## START
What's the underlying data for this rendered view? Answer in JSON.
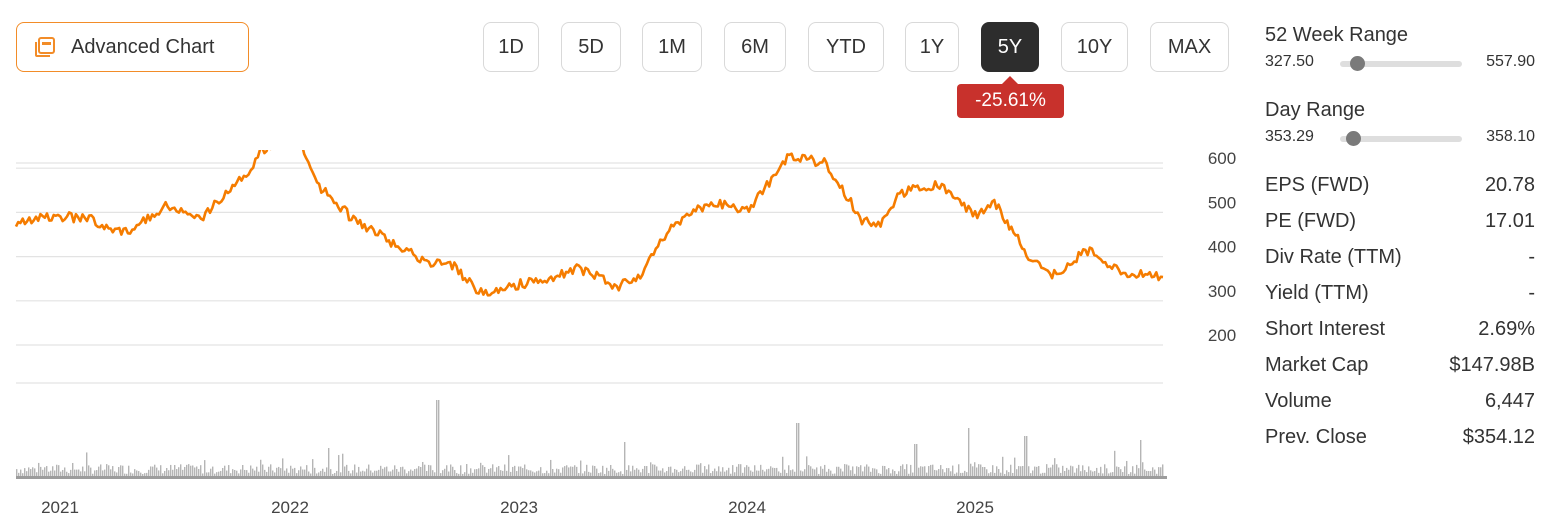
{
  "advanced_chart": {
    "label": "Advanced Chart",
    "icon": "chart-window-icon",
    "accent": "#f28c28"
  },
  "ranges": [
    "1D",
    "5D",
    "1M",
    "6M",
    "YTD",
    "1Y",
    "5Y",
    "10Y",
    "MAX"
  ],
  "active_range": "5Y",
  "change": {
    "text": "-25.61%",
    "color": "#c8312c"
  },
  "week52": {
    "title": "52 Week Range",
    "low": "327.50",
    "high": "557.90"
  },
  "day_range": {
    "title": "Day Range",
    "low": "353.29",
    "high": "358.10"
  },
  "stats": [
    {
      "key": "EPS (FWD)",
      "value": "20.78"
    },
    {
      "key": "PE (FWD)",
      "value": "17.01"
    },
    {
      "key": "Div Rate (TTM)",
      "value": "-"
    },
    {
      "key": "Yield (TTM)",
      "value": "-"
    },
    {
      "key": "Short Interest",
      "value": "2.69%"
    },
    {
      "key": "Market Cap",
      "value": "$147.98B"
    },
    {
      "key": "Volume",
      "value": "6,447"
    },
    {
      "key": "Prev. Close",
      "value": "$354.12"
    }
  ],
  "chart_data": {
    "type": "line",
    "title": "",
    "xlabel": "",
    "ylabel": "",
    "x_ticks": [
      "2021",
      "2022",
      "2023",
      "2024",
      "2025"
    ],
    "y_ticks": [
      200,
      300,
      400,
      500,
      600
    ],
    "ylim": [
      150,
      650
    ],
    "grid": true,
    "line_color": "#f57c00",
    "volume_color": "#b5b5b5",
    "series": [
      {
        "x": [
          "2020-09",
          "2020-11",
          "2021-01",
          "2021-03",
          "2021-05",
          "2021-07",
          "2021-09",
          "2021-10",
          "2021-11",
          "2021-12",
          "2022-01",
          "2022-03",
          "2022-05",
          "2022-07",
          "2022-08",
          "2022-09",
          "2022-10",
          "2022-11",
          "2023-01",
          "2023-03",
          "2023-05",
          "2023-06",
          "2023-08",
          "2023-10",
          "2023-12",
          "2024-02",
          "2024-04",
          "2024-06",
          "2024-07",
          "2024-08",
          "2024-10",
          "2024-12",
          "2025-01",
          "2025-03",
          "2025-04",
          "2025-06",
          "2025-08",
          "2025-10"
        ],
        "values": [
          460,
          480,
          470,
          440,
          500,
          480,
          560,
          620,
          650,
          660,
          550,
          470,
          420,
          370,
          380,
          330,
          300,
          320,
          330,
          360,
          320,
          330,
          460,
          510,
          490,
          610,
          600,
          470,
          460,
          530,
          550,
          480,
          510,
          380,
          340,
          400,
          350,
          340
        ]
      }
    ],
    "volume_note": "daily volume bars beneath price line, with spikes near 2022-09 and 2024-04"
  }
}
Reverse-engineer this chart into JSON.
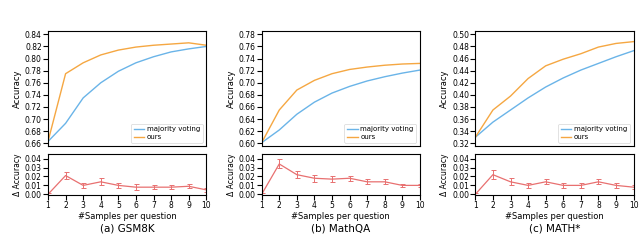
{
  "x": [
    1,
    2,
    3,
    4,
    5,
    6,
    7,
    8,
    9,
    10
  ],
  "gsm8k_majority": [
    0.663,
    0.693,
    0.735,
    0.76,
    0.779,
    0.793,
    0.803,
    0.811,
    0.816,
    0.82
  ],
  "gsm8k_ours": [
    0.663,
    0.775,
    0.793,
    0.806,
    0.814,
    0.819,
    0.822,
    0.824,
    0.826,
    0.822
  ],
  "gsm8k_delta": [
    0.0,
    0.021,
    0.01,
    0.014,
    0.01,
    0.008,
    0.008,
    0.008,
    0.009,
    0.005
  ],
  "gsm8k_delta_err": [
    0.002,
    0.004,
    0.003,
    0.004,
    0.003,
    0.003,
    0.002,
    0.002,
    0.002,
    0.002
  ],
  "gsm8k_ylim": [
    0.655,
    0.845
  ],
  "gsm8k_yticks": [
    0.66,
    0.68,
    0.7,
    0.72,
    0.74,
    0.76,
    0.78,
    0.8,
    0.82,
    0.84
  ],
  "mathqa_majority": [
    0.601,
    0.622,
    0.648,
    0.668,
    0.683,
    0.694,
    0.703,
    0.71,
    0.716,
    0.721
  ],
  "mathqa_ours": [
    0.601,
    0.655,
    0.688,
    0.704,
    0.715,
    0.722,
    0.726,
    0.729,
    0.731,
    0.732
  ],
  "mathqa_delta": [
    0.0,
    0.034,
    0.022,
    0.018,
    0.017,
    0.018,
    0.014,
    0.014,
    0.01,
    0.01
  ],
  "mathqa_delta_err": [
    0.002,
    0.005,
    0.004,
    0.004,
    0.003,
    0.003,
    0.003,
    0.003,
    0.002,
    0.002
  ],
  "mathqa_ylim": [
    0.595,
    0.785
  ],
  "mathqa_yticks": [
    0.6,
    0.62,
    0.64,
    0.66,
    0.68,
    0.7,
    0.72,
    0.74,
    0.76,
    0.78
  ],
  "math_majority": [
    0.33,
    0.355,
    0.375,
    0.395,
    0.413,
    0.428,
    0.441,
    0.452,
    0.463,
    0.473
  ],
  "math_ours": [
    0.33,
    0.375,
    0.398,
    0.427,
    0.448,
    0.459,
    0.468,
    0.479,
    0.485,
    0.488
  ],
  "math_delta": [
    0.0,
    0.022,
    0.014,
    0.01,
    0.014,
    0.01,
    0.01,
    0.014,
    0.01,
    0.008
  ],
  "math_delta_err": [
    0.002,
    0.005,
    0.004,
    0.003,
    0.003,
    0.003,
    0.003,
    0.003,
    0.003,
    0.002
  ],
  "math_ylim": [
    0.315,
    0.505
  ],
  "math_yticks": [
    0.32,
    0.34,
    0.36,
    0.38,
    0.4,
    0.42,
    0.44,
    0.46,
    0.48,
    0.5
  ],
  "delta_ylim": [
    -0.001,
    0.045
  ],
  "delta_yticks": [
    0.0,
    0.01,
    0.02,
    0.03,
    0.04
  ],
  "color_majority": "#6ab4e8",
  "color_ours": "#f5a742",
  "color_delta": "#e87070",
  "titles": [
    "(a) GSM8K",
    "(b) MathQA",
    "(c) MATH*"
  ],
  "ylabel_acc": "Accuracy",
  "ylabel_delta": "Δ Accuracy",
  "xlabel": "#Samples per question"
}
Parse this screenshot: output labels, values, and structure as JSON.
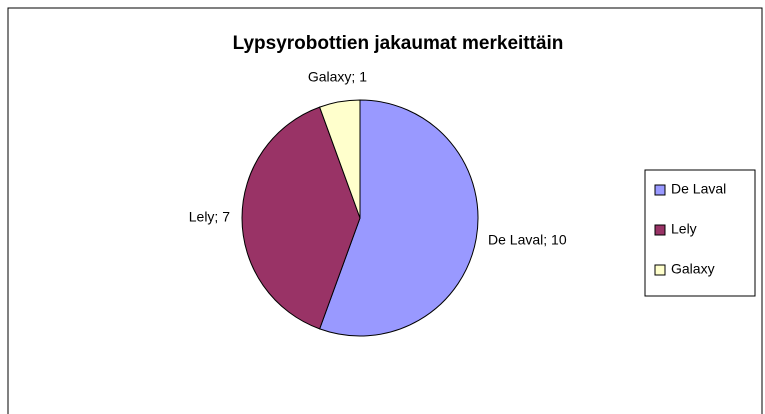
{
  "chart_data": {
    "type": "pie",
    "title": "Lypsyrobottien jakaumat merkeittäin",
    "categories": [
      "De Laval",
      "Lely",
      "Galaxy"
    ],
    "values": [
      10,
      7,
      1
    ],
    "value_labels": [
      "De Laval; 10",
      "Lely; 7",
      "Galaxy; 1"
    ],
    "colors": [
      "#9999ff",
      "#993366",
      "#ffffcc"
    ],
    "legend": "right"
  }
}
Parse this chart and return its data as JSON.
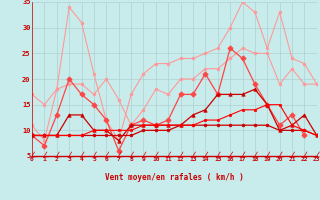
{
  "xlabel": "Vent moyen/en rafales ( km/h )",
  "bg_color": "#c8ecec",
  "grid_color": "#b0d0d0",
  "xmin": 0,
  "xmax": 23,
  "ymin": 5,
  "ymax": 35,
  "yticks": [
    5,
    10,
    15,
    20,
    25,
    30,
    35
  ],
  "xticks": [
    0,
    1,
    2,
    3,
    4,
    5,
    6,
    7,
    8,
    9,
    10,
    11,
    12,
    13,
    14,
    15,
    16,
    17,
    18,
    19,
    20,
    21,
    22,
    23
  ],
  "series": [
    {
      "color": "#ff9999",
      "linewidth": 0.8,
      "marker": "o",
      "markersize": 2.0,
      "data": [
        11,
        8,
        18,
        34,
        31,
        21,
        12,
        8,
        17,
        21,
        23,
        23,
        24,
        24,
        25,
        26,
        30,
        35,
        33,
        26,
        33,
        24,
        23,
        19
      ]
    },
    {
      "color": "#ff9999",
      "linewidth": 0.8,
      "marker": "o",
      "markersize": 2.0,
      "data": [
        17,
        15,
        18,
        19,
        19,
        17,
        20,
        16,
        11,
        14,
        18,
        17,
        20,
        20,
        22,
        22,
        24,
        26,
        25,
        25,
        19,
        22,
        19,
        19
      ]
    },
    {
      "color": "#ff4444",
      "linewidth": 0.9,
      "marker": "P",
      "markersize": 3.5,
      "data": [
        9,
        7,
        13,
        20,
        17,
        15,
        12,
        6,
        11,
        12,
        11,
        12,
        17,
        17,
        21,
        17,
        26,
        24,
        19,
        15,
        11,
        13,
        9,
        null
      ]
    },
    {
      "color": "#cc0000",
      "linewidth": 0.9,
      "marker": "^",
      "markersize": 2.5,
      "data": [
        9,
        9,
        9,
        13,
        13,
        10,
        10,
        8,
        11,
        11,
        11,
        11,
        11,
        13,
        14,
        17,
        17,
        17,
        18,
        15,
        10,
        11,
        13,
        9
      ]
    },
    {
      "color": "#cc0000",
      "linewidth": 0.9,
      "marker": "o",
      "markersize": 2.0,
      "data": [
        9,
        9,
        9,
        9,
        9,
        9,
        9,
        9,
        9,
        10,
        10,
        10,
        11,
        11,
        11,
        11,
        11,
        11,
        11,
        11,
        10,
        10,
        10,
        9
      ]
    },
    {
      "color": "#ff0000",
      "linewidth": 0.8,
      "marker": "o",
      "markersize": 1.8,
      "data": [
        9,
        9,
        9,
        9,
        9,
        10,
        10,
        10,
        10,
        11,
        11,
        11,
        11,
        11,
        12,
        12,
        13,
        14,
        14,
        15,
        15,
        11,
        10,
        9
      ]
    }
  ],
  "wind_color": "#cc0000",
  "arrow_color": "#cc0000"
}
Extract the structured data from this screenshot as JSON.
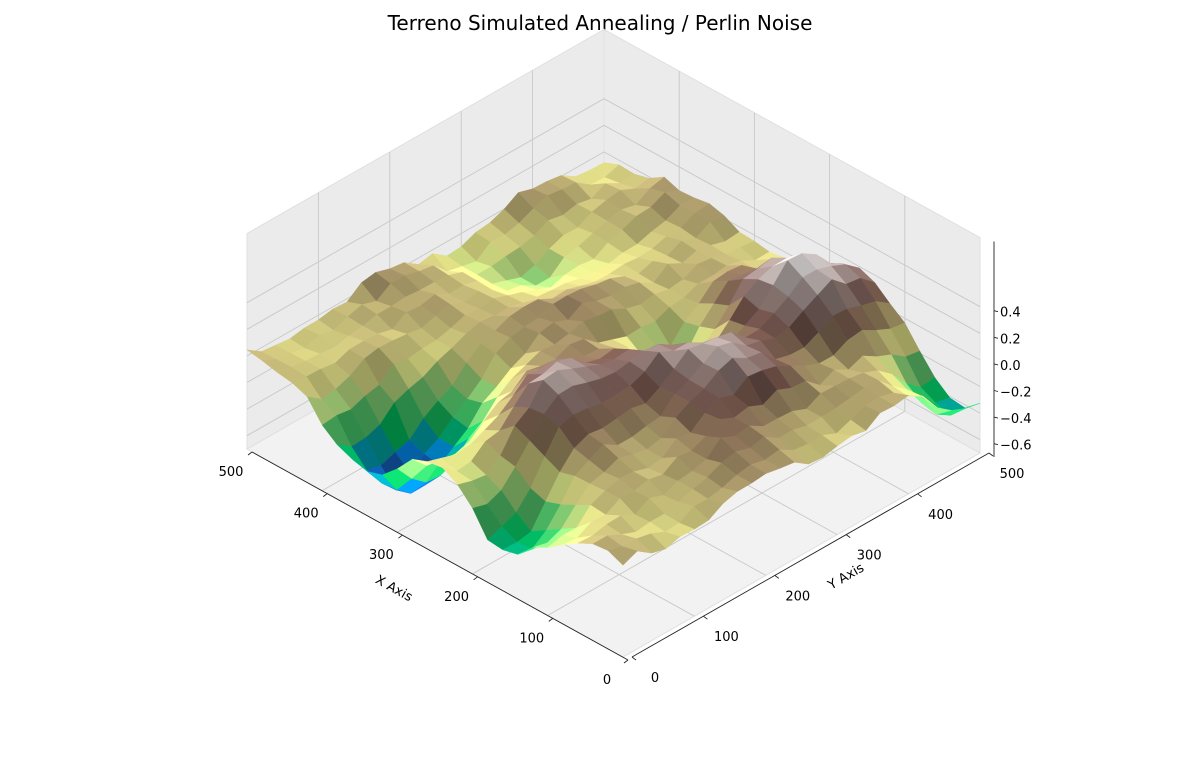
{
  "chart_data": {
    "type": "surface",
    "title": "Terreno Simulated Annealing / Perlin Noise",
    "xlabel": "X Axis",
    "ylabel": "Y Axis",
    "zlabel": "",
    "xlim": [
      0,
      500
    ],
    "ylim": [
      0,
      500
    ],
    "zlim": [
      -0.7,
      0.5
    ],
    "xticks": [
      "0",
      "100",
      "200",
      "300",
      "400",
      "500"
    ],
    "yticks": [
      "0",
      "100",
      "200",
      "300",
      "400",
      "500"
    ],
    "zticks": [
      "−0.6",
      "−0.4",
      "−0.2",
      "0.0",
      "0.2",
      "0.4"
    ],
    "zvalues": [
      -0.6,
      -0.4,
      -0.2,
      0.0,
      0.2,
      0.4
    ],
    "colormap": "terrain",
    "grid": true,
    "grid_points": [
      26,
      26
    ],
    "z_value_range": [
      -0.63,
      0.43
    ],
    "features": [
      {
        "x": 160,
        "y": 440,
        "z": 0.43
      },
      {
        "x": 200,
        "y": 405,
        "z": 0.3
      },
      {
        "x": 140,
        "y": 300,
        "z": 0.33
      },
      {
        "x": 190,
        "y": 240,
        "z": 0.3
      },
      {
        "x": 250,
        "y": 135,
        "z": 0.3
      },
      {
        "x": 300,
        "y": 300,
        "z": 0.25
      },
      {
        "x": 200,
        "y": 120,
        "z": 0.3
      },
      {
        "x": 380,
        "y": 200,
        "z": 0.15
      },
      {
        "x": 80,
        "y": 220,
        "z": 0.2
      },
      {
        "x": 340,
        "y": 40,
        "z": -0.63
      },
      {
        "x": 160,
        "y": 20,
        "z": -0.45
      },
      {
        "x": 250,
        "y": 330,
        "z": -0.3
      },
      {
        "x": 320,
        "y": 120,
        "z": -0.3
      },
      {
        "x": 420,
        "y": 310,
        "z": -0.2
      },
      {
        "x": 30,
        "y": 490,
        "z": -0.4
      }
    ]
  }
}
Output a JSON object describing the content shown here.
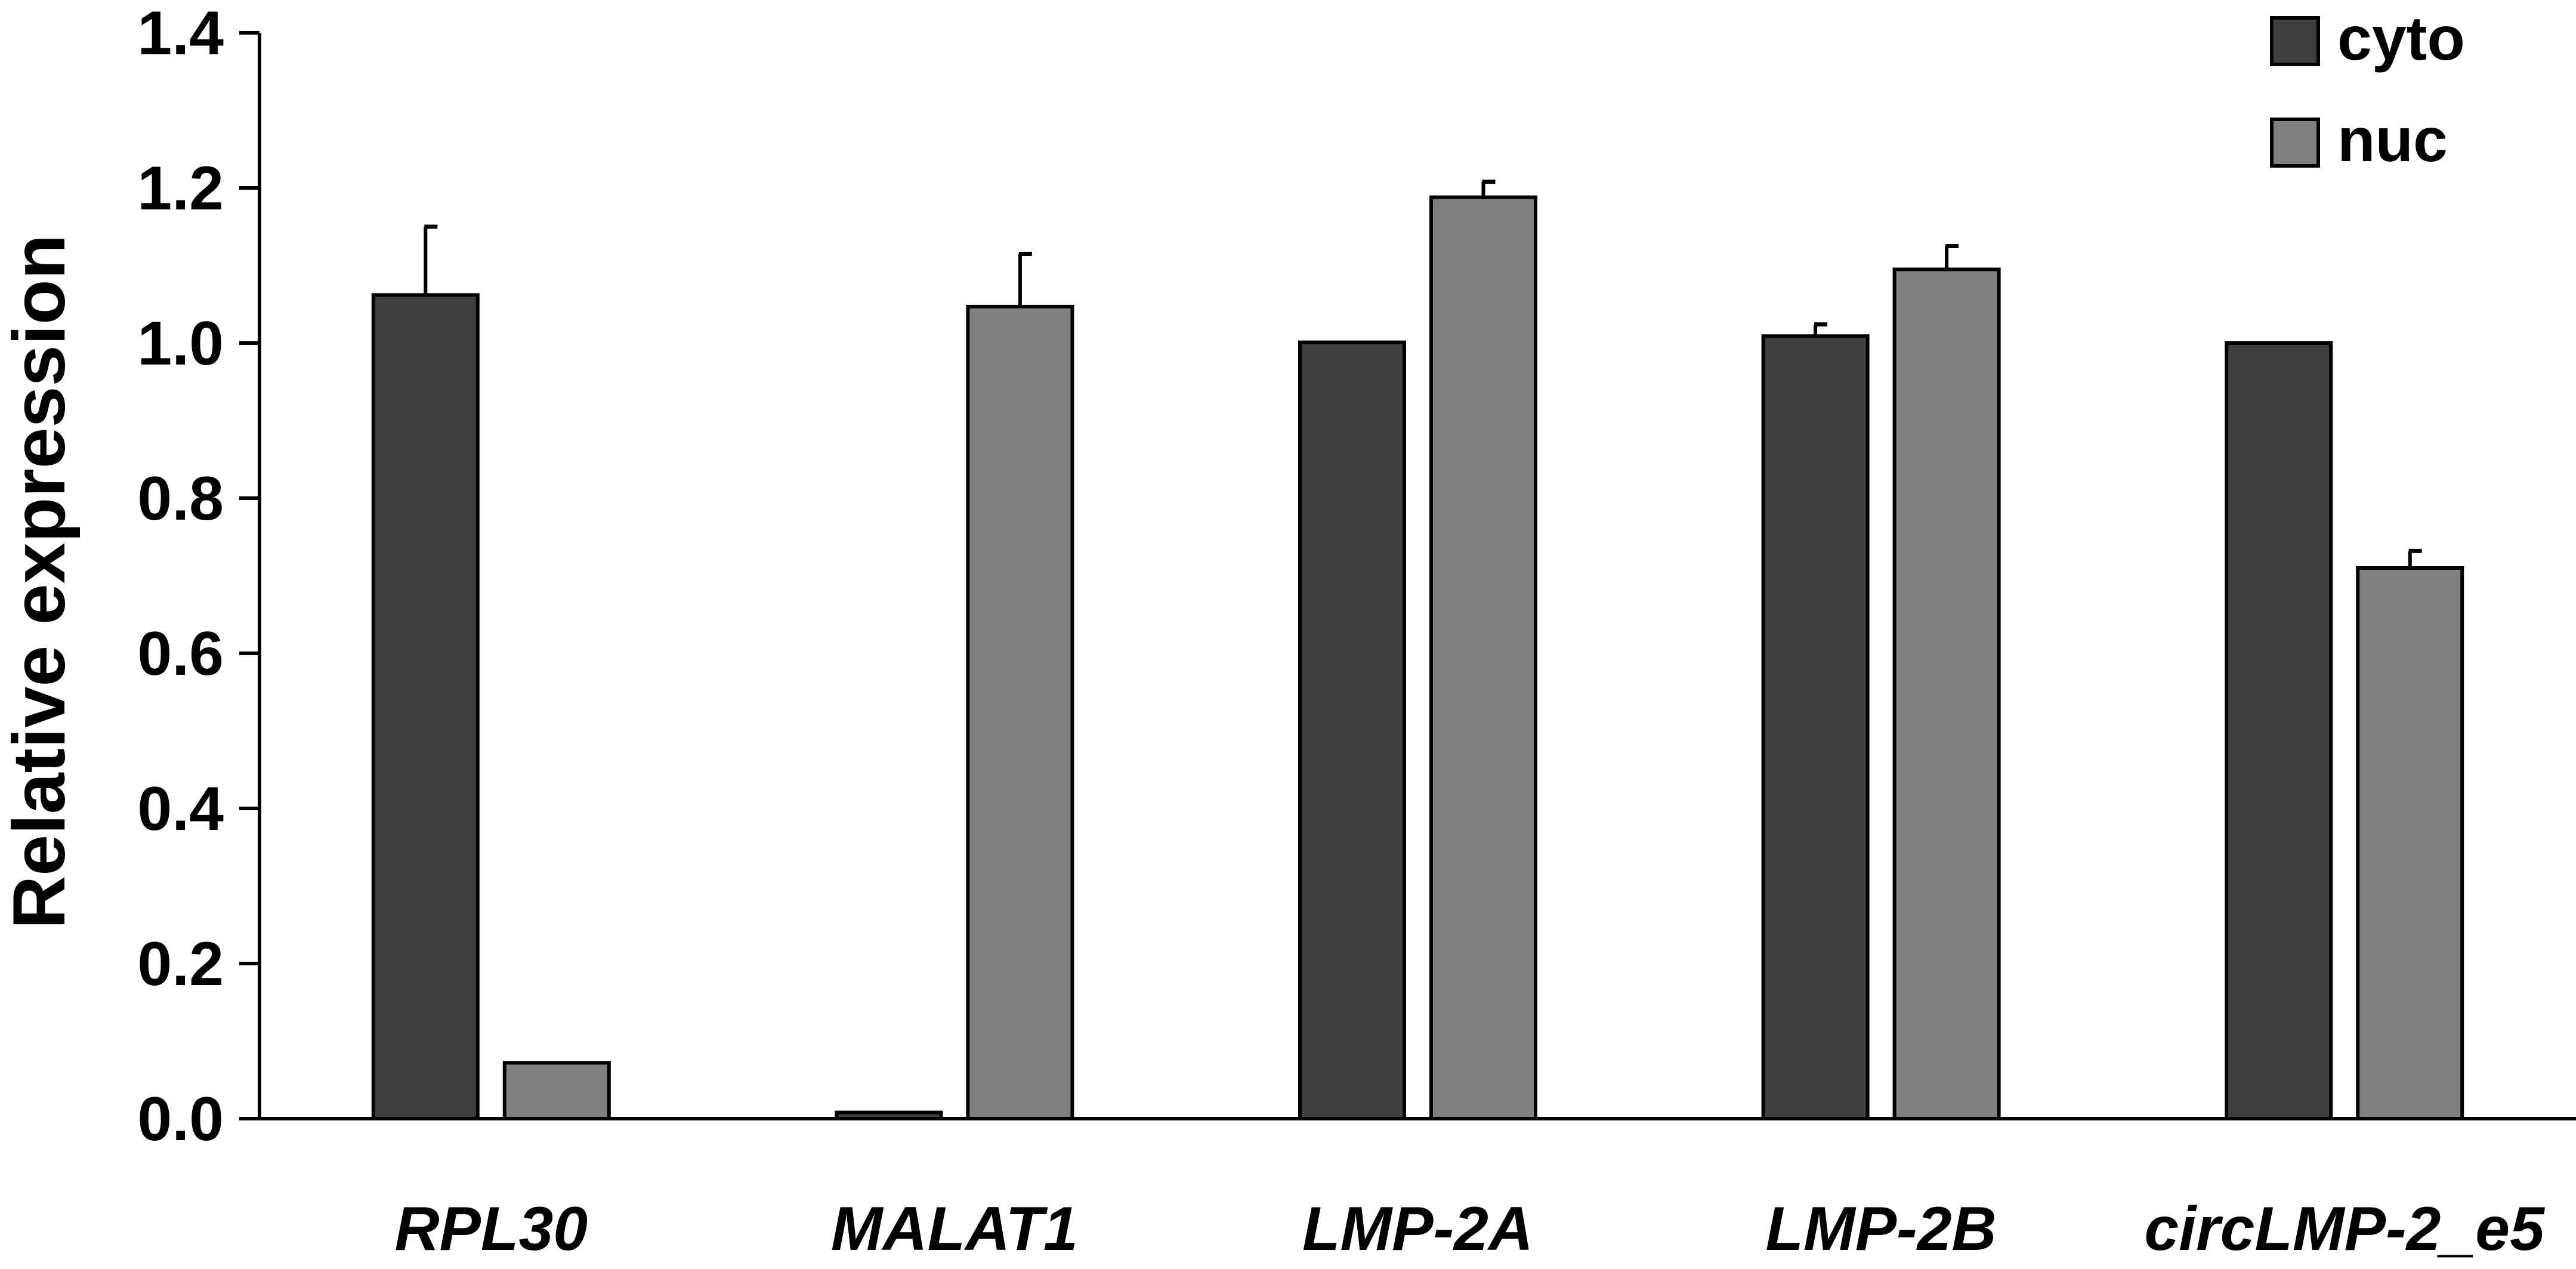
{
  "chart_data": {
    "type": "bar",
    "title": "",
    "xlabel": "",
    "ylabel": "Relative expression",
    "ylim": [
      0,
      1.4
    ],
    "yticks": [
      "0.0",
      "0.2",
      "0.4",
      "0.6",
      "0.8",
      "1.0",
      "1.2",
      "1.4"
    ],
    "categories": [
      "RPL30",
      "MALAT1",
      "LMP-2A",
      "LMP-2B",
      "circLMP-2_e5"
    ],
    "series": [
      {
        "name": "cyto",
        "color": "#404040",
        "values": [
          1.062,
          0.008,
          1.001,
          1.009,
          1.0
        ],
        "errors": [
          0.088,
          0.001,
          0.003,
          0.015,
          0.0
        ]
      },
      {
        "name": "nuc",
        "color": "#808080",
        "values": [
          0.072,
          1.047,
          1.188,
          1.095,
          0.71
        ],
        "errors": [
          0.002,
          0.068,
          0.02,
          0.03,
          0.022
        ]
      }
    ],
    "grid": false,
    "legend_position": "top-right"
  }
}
## END
● Work to do:
Count every line above that holds the word "Accuracy", and state the number and nothing more.

● Finished task:
2